**Dataset content:**

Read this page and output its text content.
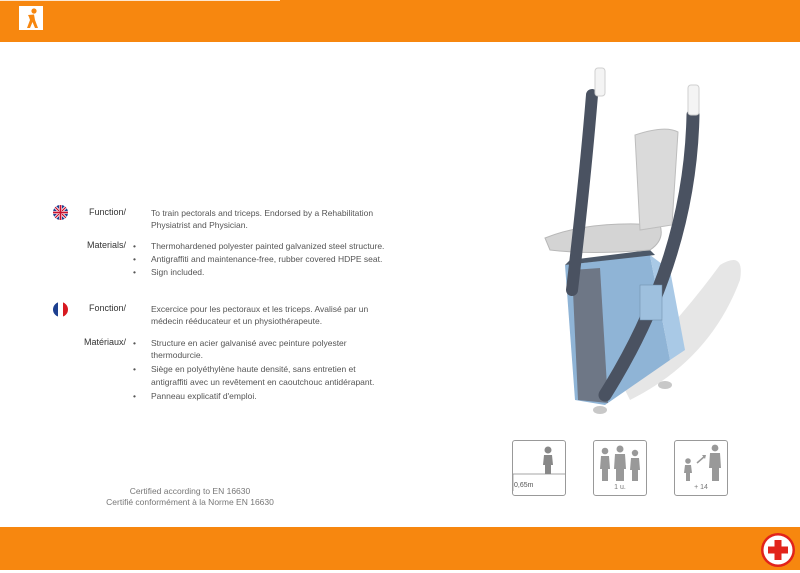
Function/	To train pectorals and triceps. Endorsed by a Rehabilitation
Physiatrist and Physician.
Materials/	• Thermohardened polyester painted galvanized steel structure.
• Antigraffiti and maintenance-free, rubber covered HDPE seat.
• Sign included.
Fonction/	Excercice pour les pectoraux et les triceps. Avalisé par un
médecin rééducateur et un physiothérapeute.
Matériaux/	• Structure en acier galvanisé avec peinture polyester
thermodurcie.
• Siège en polyéthylène haute densité, sans entretien et
antigraffiti avec un revêtement en caoutchouc antidérapant.
• Panneau explicatif d'emploi.
Certified according to EN 16630
Certifié conformément à la Norme EN 16630
0,65m	1 u.	+ 14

**Exercise directions:** Copy each line that contains the word "triceps".

**Exercise output:**
Function/	To train pectorals and triceps. Endorsed by a Rehabilitation
Fonction/	Excercice pour les pectoraux et les triceps. Avalisé par un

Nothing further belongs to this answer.